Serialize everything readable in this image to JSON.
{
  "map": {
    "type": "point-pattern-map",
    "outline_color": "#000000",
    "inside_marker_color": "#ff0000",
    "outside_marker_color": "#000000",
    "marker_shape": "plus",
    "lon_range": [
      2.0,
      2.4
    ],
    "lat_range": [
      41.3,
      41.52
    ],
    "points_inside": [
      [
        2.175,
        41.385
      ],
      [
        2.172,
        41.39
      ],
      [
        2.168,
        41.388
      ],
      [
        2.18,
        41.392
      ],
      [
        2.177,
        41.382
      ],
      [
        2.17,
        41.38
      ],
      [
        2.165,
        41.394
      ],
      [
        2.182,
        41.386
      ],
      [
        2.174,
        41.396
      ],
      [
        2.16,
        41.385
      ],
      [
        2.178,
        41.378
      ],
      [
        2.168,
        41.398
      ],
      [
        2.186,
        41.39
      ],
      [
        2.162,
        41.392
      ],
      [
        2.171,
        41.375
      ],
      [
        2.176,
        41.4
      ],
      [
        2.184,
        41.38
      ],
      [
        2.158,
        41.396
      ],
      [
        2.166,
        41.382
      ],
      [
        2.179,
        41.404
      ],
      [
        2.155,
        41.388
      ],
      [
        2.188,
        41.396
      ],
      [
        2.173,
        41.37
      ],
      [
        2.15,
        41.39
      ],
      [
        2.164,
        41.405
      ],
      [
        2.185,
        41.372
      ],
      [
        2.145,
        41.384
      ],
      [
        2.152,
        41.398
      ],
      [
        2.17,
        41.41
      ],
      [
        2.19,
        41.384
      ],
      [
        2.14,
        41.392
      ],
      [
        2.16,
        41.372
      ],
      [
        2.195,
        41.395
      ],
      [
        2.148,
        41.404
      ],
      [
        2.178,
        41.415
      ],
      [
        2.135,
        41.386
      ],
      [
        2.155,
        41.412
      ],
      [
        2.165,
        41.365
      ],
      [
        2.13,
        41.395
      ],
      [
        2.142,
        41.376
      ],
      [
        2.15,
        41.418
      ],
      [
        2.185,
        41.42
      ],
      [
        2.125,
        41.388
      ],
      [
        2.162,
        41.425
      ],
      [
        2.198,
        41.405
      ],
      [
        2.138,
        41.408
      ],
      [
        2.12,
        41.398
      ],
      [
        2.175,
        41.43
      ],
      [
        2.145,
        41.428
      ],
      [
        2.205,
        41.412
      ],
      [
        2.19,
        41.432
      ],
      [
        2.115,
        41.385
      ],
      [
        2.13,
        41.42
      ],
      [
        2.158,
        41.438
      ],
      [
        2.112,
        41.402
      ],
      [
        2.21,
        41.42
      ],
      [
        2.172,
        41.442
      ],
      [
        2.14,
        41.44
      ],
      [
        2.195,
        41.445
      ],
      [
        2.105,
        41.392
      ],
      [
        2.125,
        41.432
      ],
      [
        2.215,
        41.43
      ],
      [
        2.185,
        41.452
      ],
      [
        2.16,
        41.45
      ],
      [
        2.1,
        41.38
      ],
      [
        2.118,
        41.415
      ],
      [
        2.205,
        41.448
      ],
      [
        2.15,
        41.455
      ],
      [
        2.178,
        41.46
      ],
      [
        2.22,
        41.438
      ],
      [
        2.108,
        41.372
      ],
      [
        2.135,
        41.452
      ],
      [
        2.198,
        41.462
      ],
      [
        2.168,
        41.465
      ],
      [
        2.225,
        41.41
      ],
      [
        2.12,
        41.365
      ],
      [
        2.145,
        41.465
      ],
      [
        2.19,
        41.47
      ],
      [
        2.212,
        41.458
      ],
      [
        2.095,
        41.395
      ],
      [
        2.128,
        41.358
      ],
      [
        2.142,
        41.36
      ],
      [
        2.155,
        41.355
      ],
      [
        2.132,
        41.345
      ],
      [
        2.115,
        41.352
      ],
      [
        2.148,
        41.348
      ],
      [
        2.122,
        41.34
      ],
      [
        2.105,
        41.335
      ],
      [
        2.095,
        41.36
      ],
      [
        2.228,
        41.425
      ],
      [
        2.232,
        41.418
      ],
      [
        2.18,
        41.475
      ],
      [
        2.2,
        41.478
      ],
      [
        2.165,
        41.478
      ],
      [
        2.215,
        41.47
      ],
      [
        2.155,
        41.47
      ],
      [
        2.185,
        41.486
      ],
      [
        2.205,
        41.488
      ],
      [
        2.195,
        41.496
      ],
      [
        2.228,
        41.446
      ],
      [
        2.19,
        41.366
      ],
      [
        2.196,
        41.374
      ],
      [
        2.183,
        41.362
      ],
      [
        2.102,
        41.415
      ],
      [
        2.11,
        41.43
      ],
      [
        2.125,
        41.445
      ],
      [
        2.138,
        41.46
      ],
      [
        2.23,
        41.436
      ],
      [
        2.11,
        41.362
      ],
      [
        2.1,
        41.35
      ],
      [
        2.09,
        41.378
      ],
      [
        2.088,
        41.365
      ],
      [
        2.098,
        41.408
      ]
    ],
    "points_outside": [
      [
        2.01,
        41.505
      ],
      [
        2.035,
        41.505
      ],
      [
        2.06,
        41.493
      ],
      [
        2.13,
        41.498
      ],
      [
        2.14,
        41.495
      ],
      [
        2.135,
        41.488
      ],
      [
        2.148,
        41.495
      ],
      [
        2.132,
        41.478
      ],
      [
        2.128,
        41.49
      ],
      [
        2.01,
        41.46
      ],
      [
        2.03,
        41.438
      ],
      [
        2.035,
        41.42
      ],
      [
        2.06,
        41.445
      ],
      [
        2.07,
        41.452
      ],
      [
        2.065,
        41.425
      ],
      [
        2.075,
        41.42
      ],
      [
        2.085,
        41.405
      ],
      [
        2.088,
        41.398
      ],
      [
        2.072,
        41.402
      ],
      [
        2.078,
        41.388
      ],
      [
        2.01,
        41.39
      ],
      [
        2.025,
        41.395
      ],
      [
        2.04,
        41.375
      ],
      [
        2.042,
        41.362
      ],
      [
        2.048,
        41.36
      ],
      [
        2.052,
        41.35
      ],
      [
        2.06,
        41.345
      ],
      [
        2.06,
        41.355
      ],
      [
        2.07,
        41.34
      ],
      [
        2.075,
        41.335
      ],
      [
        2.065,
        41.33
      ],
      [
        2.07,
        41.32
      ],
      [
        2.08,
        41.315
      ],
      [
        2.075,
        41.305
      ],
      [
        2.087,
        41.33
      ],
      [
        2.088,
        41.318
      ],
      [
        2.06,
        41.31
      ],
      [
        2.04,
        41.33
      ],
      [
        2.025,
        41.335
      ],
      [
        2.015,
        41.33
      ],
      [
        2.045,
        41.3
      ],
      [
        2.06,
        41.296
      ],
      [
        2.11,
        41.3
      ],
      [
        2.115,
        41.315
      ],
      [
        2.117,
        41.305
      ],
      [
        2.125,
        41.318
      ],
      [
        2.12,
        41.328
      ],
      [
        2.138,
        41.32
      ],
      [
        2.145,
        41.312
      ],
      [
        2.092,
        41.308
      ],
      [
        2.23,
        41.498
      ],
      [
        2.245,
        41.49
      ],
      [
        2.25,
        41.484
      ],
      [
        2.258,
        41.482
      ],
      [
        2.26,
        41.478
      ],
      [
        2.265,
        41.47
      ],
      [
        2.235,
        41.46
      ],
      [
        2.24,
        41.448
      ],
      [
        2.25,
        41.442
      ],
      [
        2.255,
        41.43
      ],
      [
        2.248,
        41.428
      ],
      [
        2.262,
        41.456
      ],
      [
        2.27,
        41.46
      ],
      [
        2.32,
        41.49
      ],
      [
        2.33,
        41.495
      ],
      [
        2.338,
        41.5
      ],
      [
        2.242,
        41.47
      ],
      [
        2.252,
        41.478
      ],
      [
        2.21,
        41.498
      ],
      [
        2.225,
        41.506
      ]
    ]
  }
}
::::::::
= TASK STATEMENT =
Every record above needs to be repeated word for word.

= SOLUTION TO THE PROBLEM =
Serialize everything readable in this image to JSON.
{
  "map": {
    "type": "point-pattern-map",
    "outline_color": "#000000",
    "inside_marker_color": "#ff0000",
    "outside_marker_color": "#000000",
    "marker_shape": "plus",
    "lon_range": [
      2.0,
      2.4
    ],
    "lat_range": [
      41.3,
      41.52
    ],
    "points_inside": [
      [
        2.175,
        41.385
      ],
      [
        2.172,
        41.39
      ],
      [
        2.168,
        41.388
      ],
      [
        2.18,
        41.392
      ],
      [
        2.177,
        41.382
      ],
      [
        2.17,
        41.38
      ],
      [
        2.165,
        41.394
      ],
      [
        2.182,
        41.386
      ],
      [
        2.174,
        41.396
      ],
      [
        2.16,
        41.385
      ],
      [
        2.178,
        41.378
      ],
      [
        2.168,
        41.398
      ],
      [
        2.186,
        41.39
      ],
      [
        2.162,
        41.392
      ],
      [
        2.171,
        41.375
      ],
      [
        2.176,
        41.4
      ],
      [
        2.184,
        41.38
      ],
      [
        2.158,
        41.396
      ],
      [
        2.166,
        41.382
      ],
      [
        2.179,
        41.404
      ],
      [
        2.155,
        41.388
      ],
      [
        2.188,
        41.396
      ],
      [
        2.173,
        41.37
      ],
      [
        2.15,
        41.39
      ],
      [
        2.164,
        41.405
      ],
      [
        2.185,
        41.372
      ],
      [
        2.145,
        41.384
      ],
      [
        2.152,
        41.398
      ],
      [
        2.17,
        41.41
      ],
      [
        2.19,
        41.384
      ],
      [
        2.14,
        41.392
      ],
      [
        2.16,
        41.372
      ],
      [
        2.195,
        41.395
      ],
      [
        2.148,
        41.404
      ],
      [
        2.178,
        41.415
      ],
      [
        2.135,
        41.386
      ],
      [
        2.155,
        41.412
      ],
      [
        2.165,
        41.365
      ],
      [
        2.13,
        41.395
      ],
      [
        2.142,
        41.376
      ],
      [
        2.15,
        41.418
      ],
      [
        2.185,
        41.42
      ],
      [
        2.125,
        41.388
      ],
      [
        2.162,
        41.425
      ],
      [
        2.198,
        41.405
      ],
      [
        2.138,
        41.408
      ],
      [
        2.12,
        41.398
      ],
      [
        2.175,
        41.43
      ],
      [
        2.145,
        41.428
      ],
      [
        2.205,
        41.412
      ],
      [
        2.19,
        41.432
      ],
      [
        2.115,
        41.385
      ],
      [
        2.13,
        41.42
      ],
      [
        2.158,
        41.438
      ],
      [
        2.112,
        41.402
      ],
      [
        2.21,
        41.42
      ],
      [
        2.172,
        41.442
      ],
      [
        2.14,
        41.44
      ],
      [
        2.195,
        41.445
      ],
      [
        2.105,
        41.392
      ],
      [
        2.125,
        41.432
      ],
      [
        2.215,
        41.43
      ],
      [
        2.185,
        41.452
      ],
      [
        2.16,
        41.45
      ],
      [
        2.1,
        41.38
      ],
      [
        2.118,
        41.415
      ],
      [
        2.205,
        41.448
      ],
      [
        2.15,
        41.455
      ],
      [
        2.178,
        41.46
      ],
      [
        2.22,
        41.438
      ],
      [
        2.108,
        41.372
      ],
      [
        2.135,
        41.452
      ],
      [
        2.198,
        41.462
      ],
      [
        2.168,
        41.465
      ],
      [
        2.225,
        41.41
      ],
      [
        2.12,
        41.365
      ],
      [
        2.145,
        41.465
      ],
      [
        2.19,
        41.47
      ],
      [
        2.212,
        41.458
      ],
      [
        2.095,
        41.395
      ],
      [
        2.128,
        41.358
      ],
      [
        2.142,
        41.36
      ],
      [
        2.155,
        41.355
      ],
      [
        2.132,
        41.345
      ],
      [
        2.115,
        41.352
      ],
      [
        2.148,
        41.348
      ],
      [
        2.122,
        41.34
      ],
      [
        2.105,
        41.335
      ],
      [
        2.095,
        41.36
      ],
      [
        2.228,
        41.425
      ],
      [
        2.232,
        41.418
      ],
      [
        2.18,
        41.475
      ],
      [
        2.2,
        41.478
      ],
      [
        2.165,
        41.478
      ],
      [
        2.215,
        41.47
      ],
      [
        2.155,
        41.47
      ],
      [
        2.185,
        41.486
      ],
      [
        2.205,
        41.488
      ],
      [
        2.195,
        41.496
      ],
      [
        2.228,
        41.446
      ],
      [
        2.19,
        41.366
      ],
      [
        2.196,
        41.374
      ],
      [
        2.183,
        41.362
      ],
      [
        2.102,
        41.415
      ],
      [
        2.11,
        41.43
      ],
      [
        2.125,
        41.445
      ],
      [
        2.138,
        41.46
      ],
      [
        2.23,
        41.436
      ],
      [
        2.11,
        41.362
      ],
      [
        2.1,
        41.35
      ],
      [
        2.09,
        41.378
      ],
      [
        2.088,
        41.365
      ],
      [
        2.098,
        41.408
      ]
    ],
    "points_outside": [
      [
        2.01,
        41.505
      ],
      [
        2.035,
        41.505
      ],
      [
        2.06,
        41.493
      ],
      [
        2.13,
        41.498
      ],
      [
        2.14,
        41.495
      ],
      [
        2.135,
        41.488
      ],
      [
        2.148,
        41.495
      ],
      [
        2.132,
        41.478
      ],
      [
        2.128,
        41.49
      ],
      [
        2.01,
        41.46
      ],
      [
        2.03,
        41.438
      ],
      [
        2.035,
        41.42
      ],
      [
        2.06,
        41.445
      ],
      [
        2.07,
        41.452
      ],
      [
        2.065,
        41.425
      ],
      [
        2.075,
        41.42
      ],
      [
        2.085,
        41.405
      ],
      [
        2.088,
        41.398
      ],
      [
        2.072,
        41.402
      ],
      [
        2.078,
        41.388
      ],
      [
        2.01,
        41.39
      ],
      [
        2.025,
        41.395
      ],
      [
        2.04,
        41.375
      ],
      [
        2.042,
        41.362
      ],
      [
        2.048,
        41.36
      ],
      [
        2.052,
        41.35
      ],
      [
        2.06,
        41.345
      ],
      [
        2.06,
        41.355
      ],
      [
        2.07,
        41.34
      ],
      [
        2.075,
        41.335
      ],
      [
        2.065,
        41.33
      ],
      [
        2.07,
        41.32
      ],
      [
        2.08,
        41.315
      ],
      [
        2.075,
        41.305
      ],
      [
        2.087,
        41.33
      ],
      [
        2.088,
        41.318
      ],
      [
        2.06,
        41.31
      ],
      [
        2.04,
        41.33
      ],
      [
        2.025,
        41.335
      ],
      [
        2.015,
        41.33
      ],
      [
        2.045,
        41.3
      ],
      [
        2.06,
        41.296
      ],
      [
        2.11,
        41.3
      ],
      [
        2.115,
        41.315
      ],
      [
        2.117,
        41.305
      ],
      [
        2.125,
        41.318
      ],
      [
        2.12,
        41.328
      ],
      [
        2.138,
        41.32
      ],
      [
        2.145,
        41.312
      ],
      [
        2.092,
        41.308
      ],
      [
        2.23,
        41.498
      ],
      [
        2.245,
        41.49
      ],
      [
        2.25,
        41.484
      ],
      [
        2.258,
        41.482
      ],
      [
        2.26,
        41.478
      ],
      [
        2.265,
        41.47
      ],
      [
        2.235,
        41.46
      ],
      [
        2.24,
        41.448
      ],
      [
        2.25,
        41.442
      ],
      [
        2.255,
        41.43
      ],
      [
        2.248,
        41.428
      ],
      [
        2.262,
        41.456
      ],
      [
        2.27,
        41.46
      ],
      [
        2.32,
        41.49
      ],
      [
        2.33,
        41.495
      ],
      [
        2.338,
        41.5
      ],
      [
        2.242,
        41.47
      ],
      [
        2.252,
        41.478
      ],
      [
        2.21,
        41.498
      ],
      [
        2.225,
        41.506
      ]
    ]
  }
}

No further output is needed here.